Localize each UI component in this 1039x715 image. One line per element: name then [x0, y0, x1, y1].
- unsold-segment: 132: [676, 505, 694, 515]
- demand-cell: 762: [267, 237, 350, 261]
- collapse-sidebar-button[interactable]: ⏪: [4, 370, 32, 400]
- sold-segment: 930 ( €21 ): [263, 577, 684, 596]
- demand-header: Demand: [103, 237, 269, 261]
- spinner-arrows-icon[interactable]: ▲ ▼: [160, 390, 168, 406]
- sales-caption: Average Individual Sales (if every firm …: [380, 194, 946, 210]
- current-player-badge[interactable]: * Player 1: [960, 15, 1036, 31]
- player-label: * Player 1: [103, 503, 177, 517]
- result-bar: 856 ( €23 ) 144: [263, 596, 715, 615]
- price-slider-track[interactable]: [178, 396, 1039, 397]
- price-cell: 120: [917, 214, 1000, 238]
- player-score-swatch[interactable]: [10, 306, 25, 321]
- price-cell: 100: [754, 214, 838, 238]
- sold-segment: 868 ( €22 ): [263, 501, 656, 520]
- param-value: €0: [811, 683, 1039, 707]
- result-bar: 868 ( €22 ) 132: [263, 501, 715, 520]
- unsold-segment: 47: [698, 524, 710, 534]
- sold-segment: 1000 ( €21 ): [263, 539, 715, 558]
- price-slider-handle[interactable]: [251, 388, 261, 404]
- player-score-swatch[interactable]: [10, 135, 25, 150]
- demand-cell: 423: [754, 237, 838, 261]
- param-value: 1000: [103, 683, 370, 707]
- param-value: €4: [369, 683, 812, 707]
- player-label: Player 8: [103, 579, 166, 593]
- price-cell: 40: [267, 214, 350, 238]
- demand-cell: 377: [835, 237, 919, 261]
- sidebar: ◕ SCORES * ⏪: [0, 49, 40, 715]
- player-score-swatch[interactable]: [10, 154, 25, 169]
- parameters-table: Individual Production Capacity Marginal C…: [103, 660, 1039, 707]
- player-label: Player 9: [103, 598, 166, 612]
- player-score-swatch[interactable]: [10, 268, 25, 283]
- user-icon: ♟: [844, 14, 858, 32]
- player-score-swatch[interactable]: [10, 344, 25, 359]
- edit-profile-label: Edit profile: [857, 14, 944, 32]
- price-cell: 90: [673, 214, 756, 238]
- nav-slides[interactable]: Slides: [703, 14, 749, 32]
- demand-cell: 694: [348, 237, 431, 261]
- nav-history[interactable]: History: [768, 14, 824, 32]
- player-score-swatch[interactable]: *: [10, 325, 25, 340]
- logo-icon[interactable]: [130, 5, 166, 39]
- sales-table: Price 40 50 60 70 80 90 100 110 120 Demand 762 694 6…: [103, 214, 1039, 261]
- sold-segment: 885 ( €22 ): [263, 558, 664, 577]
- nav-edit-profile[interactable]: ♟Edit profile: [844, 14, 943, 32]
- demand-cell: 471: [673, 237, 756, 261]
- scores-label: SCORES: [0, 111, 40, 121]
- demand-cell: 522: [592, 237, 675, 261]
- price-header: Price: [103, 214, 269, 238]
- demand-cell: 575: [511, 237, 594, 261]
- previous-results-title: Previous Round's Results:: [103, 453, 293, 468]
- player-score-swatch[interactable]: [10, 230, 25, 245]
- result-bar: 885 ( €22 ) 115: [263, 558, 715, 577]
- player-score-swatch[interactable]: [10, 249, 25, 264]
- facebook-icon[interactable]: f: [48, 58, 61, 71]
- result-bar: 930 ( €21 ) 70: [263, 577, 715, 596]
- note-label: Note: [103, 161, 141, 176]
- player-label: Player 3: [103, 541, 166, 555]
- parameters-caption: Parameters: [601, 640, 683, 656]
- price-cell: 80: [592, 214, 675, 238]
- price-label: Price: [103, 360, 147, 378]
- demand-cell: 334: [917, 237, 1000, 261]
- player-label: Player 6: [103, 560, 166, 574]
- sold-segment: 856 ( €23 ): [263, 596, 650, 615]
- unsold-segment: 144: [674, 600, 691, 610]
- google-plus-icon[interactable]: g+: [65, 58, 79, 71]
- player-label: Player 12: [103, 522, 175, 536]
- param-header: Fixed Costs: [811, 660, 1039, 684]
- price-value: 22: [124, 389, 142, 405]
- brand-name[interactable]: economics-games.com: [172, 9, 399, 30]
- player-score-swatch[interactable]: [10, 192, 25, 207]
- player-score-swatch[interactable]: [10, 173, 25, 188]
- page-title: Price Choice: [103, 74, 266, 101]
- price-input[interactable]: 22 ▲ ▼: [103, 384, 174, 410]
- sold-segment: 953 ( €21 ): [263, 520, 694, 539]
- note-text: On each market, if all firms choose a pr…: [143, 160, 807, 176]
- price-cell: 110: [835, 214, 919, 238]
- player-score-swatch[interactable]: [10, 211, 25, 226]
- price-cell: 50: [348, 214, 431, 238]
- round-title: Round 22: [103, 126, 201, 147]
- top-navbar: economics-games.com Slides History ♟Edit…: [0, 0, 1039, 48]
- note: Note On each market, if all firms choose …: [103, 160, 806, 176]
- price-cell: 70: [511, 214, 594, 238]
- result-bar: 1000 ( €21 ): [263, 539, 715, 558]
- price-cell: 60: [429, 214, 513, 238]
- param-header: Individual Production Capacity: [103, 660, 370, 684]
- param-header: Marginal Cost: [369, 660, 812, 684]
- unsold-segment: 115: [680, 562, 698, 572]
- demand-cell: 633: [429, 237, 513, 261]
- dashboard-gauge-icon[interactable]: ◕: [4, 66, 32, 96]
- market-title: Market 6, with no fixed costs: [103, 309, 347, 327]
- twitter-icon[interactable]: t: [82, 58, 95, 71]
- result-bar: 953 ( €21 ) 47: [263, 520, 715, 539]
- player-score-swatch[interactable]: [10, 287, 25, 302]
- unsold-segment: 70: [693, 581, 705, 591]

[Do this]:
Report every line above that contains the string "header", matching case exactly.

[Completed exercise]:
- demand-header: Demand: [103, 237, 269, 261]
- price-header: Price: [103, 214, 269, 238]
- param-header: Fixed Costs: [811, 660, 1039, 684]
- param-header: Individual Production Capacity: [103, 660, 370, 684]
- param-header: Marginal Cost: [369, 660, 812, 684]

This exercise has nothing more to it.